▶ THE EXERCISE
Your task is to repeat the entries word for word while leaving out the pictures.

'''

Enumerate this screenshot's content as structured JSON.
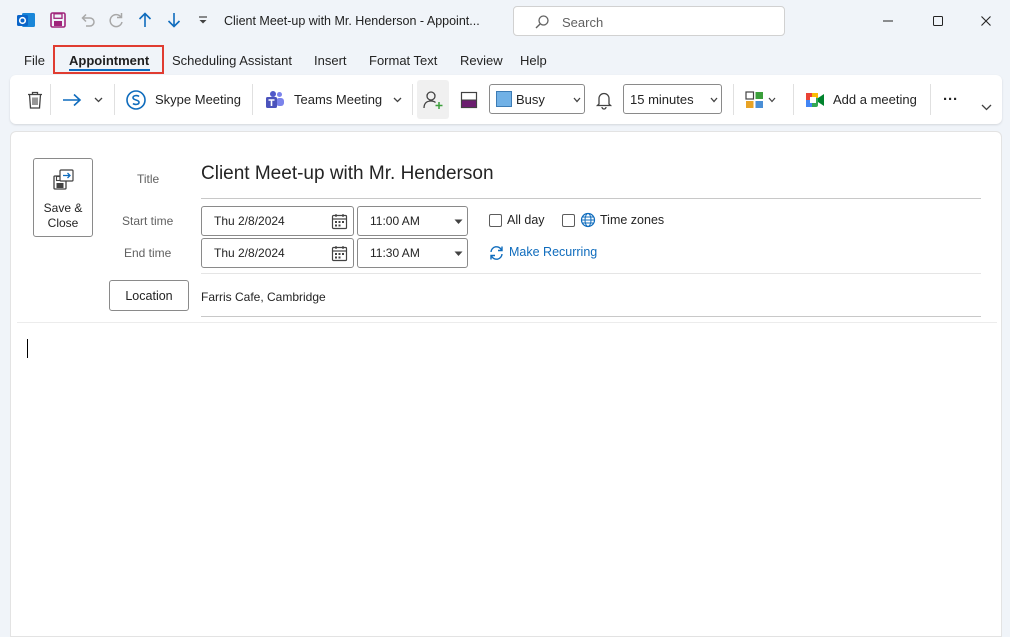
{
  "window": {
    "title": "Client Meet-up with Mr. Henderson  -  Appoint...",
    "search_placeholder": "Search"
  },
  "menu_tabs": [
    "File",
    "Appointment",
    "Scheduling Assistant",
    "Insert",
    "Format Text",
    "Review",
    "Help"
  ],
  "selected_tab": "Appointment",
  "ribbon": {
    "skype_label": "Skype Meeting",
    "teams_label": "Teams Meeting",
    "show_as_value": "Busy",
    "reminder_value": "15 minutes",
    "add_meeting_label": "Add a meeting",
    "more_label": "···"
  },
  "form": {
    "save_close_label": "Save &\nClose",
    "title_label": "Title",
    "title_value": "Client Meet-up with Mr. Henderson",
    "start_label": "Start time",
    "start_date": "Thu 2/8/2024",
    "start_time": "11:00 AM",
    "end_label": "End time",
    "end_date": "Thu 2/8/2024",
    "end_time": "11:30 AM",
    "all_day_label": "All day",
    "time_zones_label": "Time zones",
    "make_recurring_label": "Make Recurring",
    "location_button_label": "Location",
    "location_value": "Farris Cafe, Cambridge"
  },
  "colors": {
    "accent": "#0f6cbd",
    "selection_outline": "#e03c31",
    "outlook_blue": "#0a64c8",
    "save_purple": "#a0247b",
    "busy_fill": "#71b1e6"
  }
}
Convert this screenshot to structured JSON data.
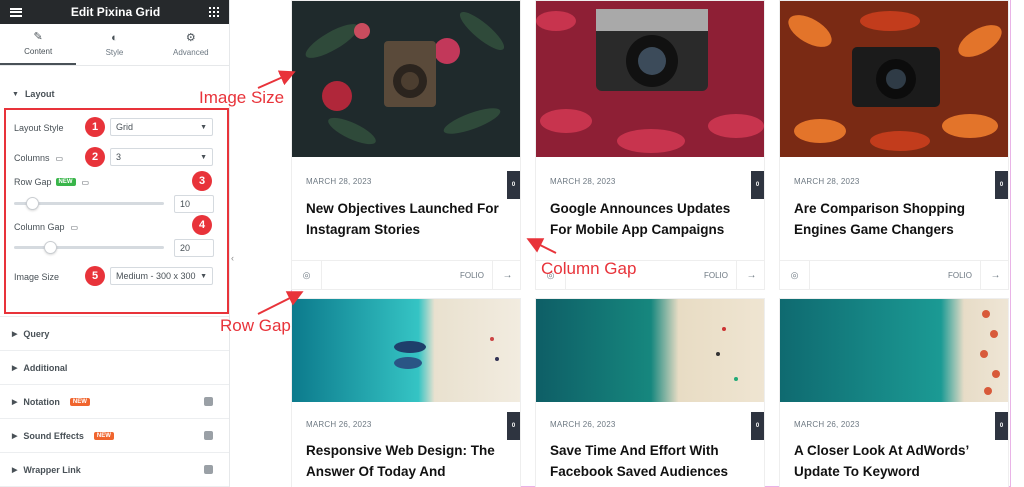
{
  "editor": {
    "title": "Edit Pixina Grid",
    "tabs": [
      {
        "label": "Content",
        "icon": "pencil-icon"
      },
      {
        "label": "Style",
        "icon": "contrast-icon"
      },
      {
        "label": "Advanced",
        "icon": "gear-icon"
      }
    ],
    "layout_section": "Layout",
    "fields": {
      "layout_style": {
        "label": "Layout Style",
        "value": "Grid"
      },
      "columns": {
        "label": "Columns",
        "value": "3"
      },
      "row_gap": {
        "label": "Row Gap",
        "badge": "NEW",
        "value": "10",
        "level": 0.08
      },
      "column_gap": {
        "label": "Column Gap",
        "value": "20",
        "level": 0.2
      },
      "image_size": {
        "label": "Image Size",
        "value": "Medium - 300 x 300"
      }
    },
    "markers": [
      "1",
      "2",
      "3",
      "4",
      "5"
    ],
    "sections": [
      {
        "label": "Query",
        "badge": ""
      },
      {
        "label": "Additional",
        "badge": ""
      },
      {
        "label": "Notation",
        "badge": "NEW"
      },
      {
        "label": "Sound Effects",
        "badge": "NEW"
      },
      {
        "label": "Wrapper Link",
        "badge": ""
      }
    ]
  },
  "cards": [
    {
      "date": "MARCH 28, 2023",
      "title": "New Objectives Launched For Instagram Stories",
      "count": "0",
      "category": "FOLIO",
      "photo": "vintage-camera-roses"
    },
    {
      "date": "MARCH 28, 2023",
      "title": "Google Announces Updates For Mobile App Campaigns",
      "count": "0",
      "category": "FOLIO",
      "photo": "camera-red-leaves"
    },
    {
      "date": "MARCH 28, 2023",
      "title": "Are Comparison Shopping Engines Game Changers",
      "count": "0",
      "category": "FOLIO",
      "photo": "camera-autumn-leaves"
    },
    {
      "date": "MARCH 26, 2023",
      "title": "Responsive Web Design: The Answer Of Today And",
      "count": "0",
      "category": "",
      "photo": "beach-boats"
    },
    {
      "date": "MARCH 26, 2023",
      "title": "Save Time And Effort With Facebook Saved Audiences",
      "count": "0",
      "category": "",
      "photo": "beach-aerial"
    },
    {
      "date": "MARCH 26, 2023",
      "title": "A Closer Look At AdWords’ Update To Keyword",
      "count": "0",
      "category": "",
      "photo": "beach-umbrellas"
    }
  ],
  "annotations": {
    "image_size": "Image Size",
    "column_gap": "Column Gap",
    "row_gap": "Row Gap"
  },
  "colors": {
    "accent_red": "#e8333a",
    "topbar": "#26292c",
    "outline": "#e9b3e7"
  }
}
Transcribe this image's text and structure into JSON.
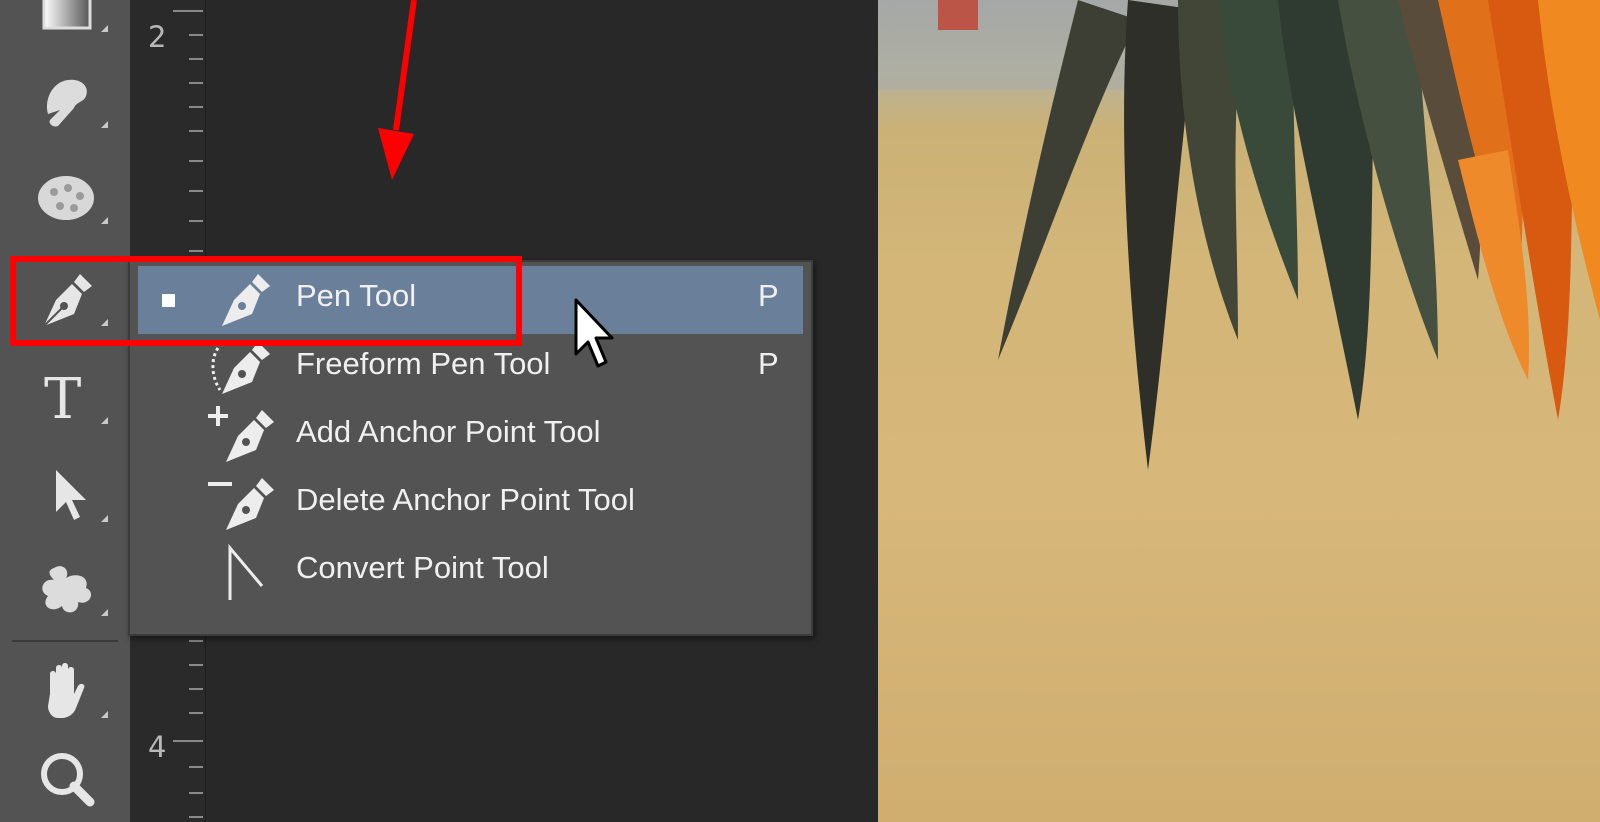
{
  "toolbar": {
    "tools": [
      {
        "name": "gradient-tool",
        "icon": "gradient-icon"
      },
      {
        "name": "smudge-tool",
        "icon": "finger-icon"
      },
      {
        "name": "sponge-tool",
        "icon": "sponge-icon"
      },
      {
        "name": "pen-tool",
        "icon": "pen-nib-icon",
        "active": true
      },
      {
        "name": "type-tool",
        "icon": "type-icon"
      },
      {
        "name": "path-selection-tool",
        "icon": "arrow-cursor-icon"
      },
      {
        "name": "custom-shape-tool",
        "icon": "shape-icon"
      },
      {
        "name": "hand-tool",
        "icon": "hand-icon"
      },
      {
        "name": "zoom-tool",
        "icon": "magnifier-icon"
      }
    ]
  },
  "ruler": {
    "labels": [
      "2",
      "4"
    ]
  },
  "flyout": {
    "items": [
      {
        "label": "Pen Tool",
        "shortcut": "P",
        "selected": true
      },
      {
        "label": "Freeform Pen Tool",
        "shortcut": "P",
        "selected": false
      },
      {
        "label": "Add Anchor Point Tool",
        "shortcut": "",
        "selected": false
      },
      {
        "label": "Delete Anchor Point Tool",
        "shortcut": "",
        "selected": false
      },
      {
        "label": "Convert Point Tool",
        "shortcut": "",
        "selected": false
      }
    ],
    "selected_color": "#6a7f9a"
  },
  "annotation": {
    "highlight_color": "#ff0000",
    "arrow_color": "#ff0000"
  }
}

'''

▶ CORRECT RESPONSE
Enumerate this screenshot's content as structured JSON.
{
  "window": {
    "title": "Client Meet-up with Mr. Henderson  -  Appoint...",
    "search_placeholder": "Search"
  },
  "menu_tabs": [
    "File",
    "Appointment",
    "Scheduling Assistant",
    "Insert",
    "Format Text",
    "Review",
    "Help"
  ],
  "selected_tab": "Appointment",
  "ribbon": {
    "skype_label": "Skype Meeting",
    "teams_label": "Teams Meeting",
    "show_as_value": "Busy",
    "reminder_value": "15 minutes",
    "add_meeting_label": "Add a meeting",
    "more_label": "···"
  },
  "form": {
    "save_close_label": "Save &\nClose",
    "title_label": "Title",
    "title_value": "Client Meet-up with Mr. Henderson",
    "start_label": "Start time",
    "start_date": "Thu 2/8/2024",
    "start_time": "11:00 AM",
    "end_label": "End time",
    "end_date": "Thu 2/8/2024",
    "end_time": "11:30 AM",
    "all_day_label": "All day",
    "time_zones_label": "Time zones",
    "make_recurring_label": "Make Recurring",
    "location_button_label": "Location",
    "location_value": "Farris Cafe, Cambridge"
  },
  "colors": {
    "accent": "#0f6cbd",
    "selection_outline": "#e03c31",
    "outlook_blue": "#0a64c8",
    "save_purple": "#a0247b",
    "busy_fill": "#71b1e6"
  }
}
Convert this screenshot to structured JSON data.
{
  "editor": {
    "title": "Edit Pixina Grid",
    "tabs": [
      {
        "label": "Content",
        "icon": "pencil-icon"
      },
      {
        "label": "Style",
        "icon": "contrast-icon"
      },
      {
        "label": "Advanced",
        "icon": "gear-icon"
      }
    ],
    "layout_section": "Layout",
    "fields": {
      "layout_style": {
        "label": "Layout Style",
        "value": "Grid"
      },
      "columns": {
        "label": "Columns",
        "value": "3"
      },
      "row_gap": {
        "label": "Row Gap",
        "badge": "NEW",
        "value": "10",
        "level": 0.08
      },
      "column_gap": {
        "label": "Column Gap",
        "value": "20",
        "level": 0.2
      },
      "image_size": {
        "label": "Image Size",
        "value": "Medium - 300 x 300"
      }
    },
    "markers": [
      "1",
      "2",
      "3",
      "4",
      "5"
    ],
    "sections": [
      {
        "label": "Query",
        "badge": ""
      },
      {
        "label": "Additional",
        "badge": ""
      },
      {
        "label": "Notation",
        "badge": "NEW"
      },
      {
        "label": "Sound Effects",
        "badge": "NEW"
      },
      {
        "label": "Wrapper Link",
        "badge": ""
      }
    ]
  },
  "cards": [
    {
      "date": "MARCH 28, 2023",
      "title": "New Objectives Launched For Instagram Stories",
      "count": "0",
      "category": "FOLIO",
      "photo": "vintage-camera-roses"
    },
    {
      "date": "MARCH 28, 2023",
      "title": "Google Announces Updates For Mobile App Campaigns",
      "count": "0",
      "category": "FOLIO",
      "photo": "camera-red-leaves"
    },
    {
      "date": "MARCH 28, 2023",
      "title": "Are Comparison Shopping Engines Game Changers",
      "count": "0",
      "category": "FOLIO",
      "photo": "camera-autumn-leaves"
    },
    {
      "date": "MARCH 26, 2023",
      "title": "Responsive Web Design: The Answer Of Today And",
      "count": "0",
      "category": "",
      "photo": "beach-boats"
    },
    {
      "date": "MARCH 26, 2023",
      "title": "Save Time And Effort With Facebook Saved Audiences",
      "count": "0",
      "category": "",
      "photo": "beach-aerial"
    },
    {
      "date": "MARCH 26, 2023",
      "title": "A Closer Look At AdWords’ Update To Keyword",
      "count": "0",
      "category": "",
      "photo": "beach-umbrellas"
    }
  ],
  "annotations": {
    "image_size": "Image Size",
    "column_gap": "Column Gap",
    "row_gap": "Row Gap"
  },
  "colors": {
    "accent_red": "#e8333a",
    "topbar": "#26292c",
    "outline": "#e9b3e7"
  }
}
Transcribe this image's text and structure into JSON.
{
  "toolbar": {
    "tools": [
      {
        "name": "gradient-tool",
        "icon": "gradient-icon"
      },
      {
        "name": "smudge-tool",
        "icon": "finger-icon"
      },
      {
        "name": "sponge-tool",
        "icon": "sponge-icon"
      },
      {
        "name": "pen-tool",
        "icon": "pen-nib-icon",
        "active": true
      },
      {
        "name": "type-tool",
        "icon": "type-icon"
      },
      {
        "name": "path-selection-tool",
        "icon": "arrow-cursor-icon"
      },
      {
        "name": "custom-shape-tool",
        "icon": "shape-icon"
      },
      {
        "name": "hand-tool",
        "icon": "hand-icon"
      },
      {
        "name": "zoom-tool",
        "icon": "magnifier-icon"
      }
    ]
  },
  "ruler": {
    "labels": [
      "2",
      "4"
    ]
  },
  "flyout": {
    "items": [
      {
        "label": "Pen Tool",
        "shortcut": "P",
        "selected": true
      },
      {
        "label": "Freeform Pen Tool",
        "shortcut": "P",
        "selected": false
      },
      {
        "label": "Add Anchor Point Tool",
        "shortcut": "",
        "selected": false
      },
      {
        "label": "Delete Anchor Point Tool",
        "shortcut": "",
        "selected": false
      },
      {
        "label": "Convert Point Tool",
        "shortcut": "",
        "selected": false
      }
    ],
    "selected_color": "#6a7f9a"
  },
  "annotation": {
    "highlight_color": "#ff0000",
    "arrow_color": "#ff0000"
  }
}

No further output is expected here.